> DESCRIPTION OF THE TASK:
Restate the listing below word for word, omitting any images.

## start DATA TO USE

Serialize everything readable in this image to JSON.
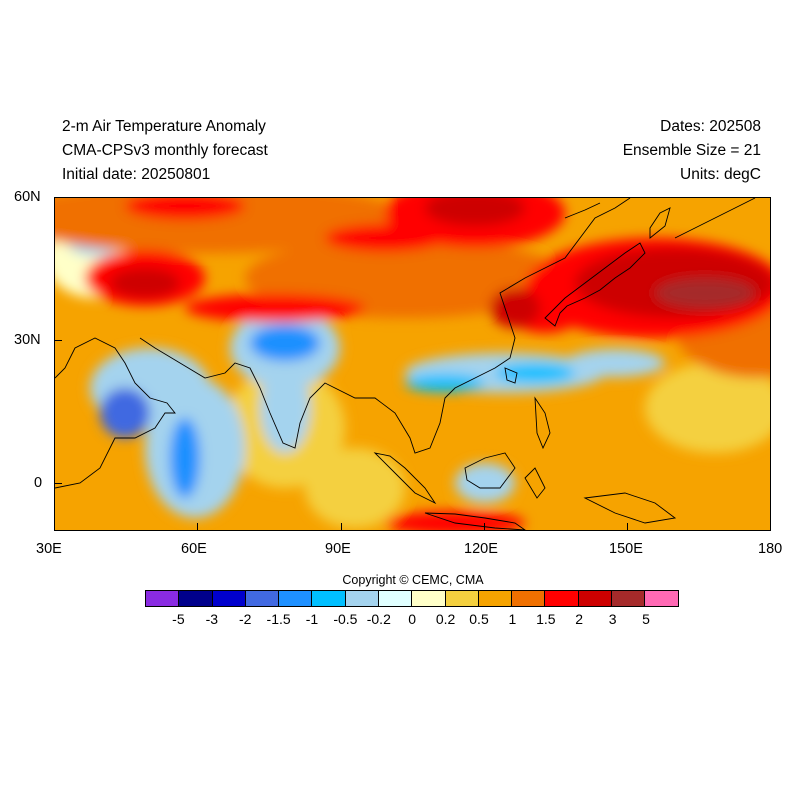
{
  "header": {
    "title": "2-m Air Temperature Anomaly",
    "model": "CMA-CPSv3 monthly forecast",
    "initial_date": "Initial date: 20250801",
    "dates": "Dates: 202508",
    "ensemble": "Ensemble Size = 21",
    "units": "Units: degC"
  },
  "axes": {
    "lat_labels": [
      "60N",
      "30N",
      "0"
    ],
    "lon_labels": [
      "30E",
      "60E",
      "90E",
      "120E",
      "150E",
      "180"
    ],
    "lat_range": [
      -10,
      60
    ],
    "lon_range": [
      30,
      180
    ]
  },
  "copyright": "Copyright © CEMC, CMA",
  "colorbar": {
    "labels": [
      "-5",
      "-3",
      "-2",
      "-1.5",
      "-1",
      "-0.5",
      "-0.2",
      "0",
      "0.2",
      "0.5",
      "1",
      "1.5",
      "2",
      "3",
      "5"
    ],
    "colors": [
      "#8a2be2",
      "#00008b",
      "#0000cd",
      "#4169e1",
      "#1e90ff",
      "#00bfff",
      "#a4d3ee",
      "#e0ffff",
      "#ffffc8",
      "#f4d03f",
      "#f6a300",
      "#f07000",
      "#ff0000",
      "#cd0000",
      "#a52a2a",
      "#ff69b4"
    ]
  }
}
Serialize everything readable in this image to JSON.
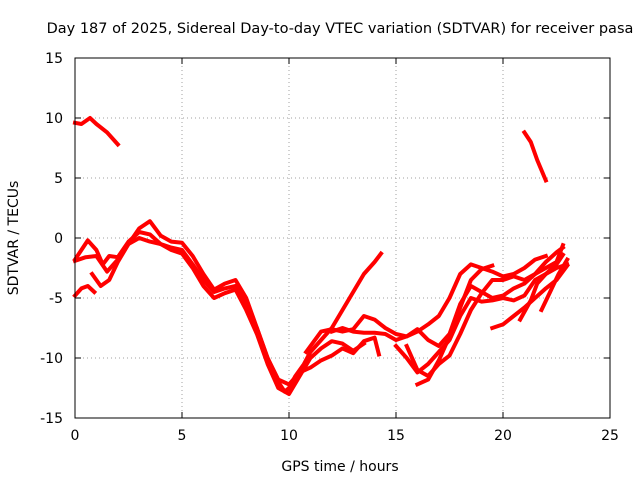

## end DATA TO USE

> ANSWER IN FULL:
Serialize everything readable in this image to JSON.
{
  "header": {
    "title": "2-m Air Temperature Anomaly",
    "model": "CMA-CPSv3 monthly forecast",
    "initial_date": "Initial date: 20250801",
    "dates": "Dates: 202508",
    "ensemble": "Ensemble Size = 21",
    "units": "Units: degC"
  },
  "axes": {
    "lat_labels": [
      "60N",
      "30N",
      "0"
    ],
    "lon_labels": [
      "30E",
      "60E",
      "90E",
      "120E",
      "150E",
      "180"
    ],
    "lat_range": [
      -10,
      60
    ],
    "lon_range": [
      30,
      180
    ]
  },
  "copyright": "Copyright © CEMC, CMA",
  "colorbar": {
    "labels": [
      "-5",
      "-3",
      "-2",
      "-1.5",
      "-1",
      "-0.5",
      "-0.2",
      "0",
      "0.2",
      "0.5",
      "1",
      "1.5",
      "2",
      "3",
      "5"
    ],
    "colors": [
      "#8a2be2",
      "#00008b",
      "#0000cd",
      "#4169e1",
      "#1e90ff",
      "#00bfff",
      "#a4d3ee",
      "#e0ffff",
      "#ffffc8",
      "#f4d03f",
      "#f6a300",
      "#f07000",
      "#ff0000",
      "#cd0000",
      "#a52a2a",
      "#ff69b4"
    ]
  }
}
Serialize everything readable in this image to JSON.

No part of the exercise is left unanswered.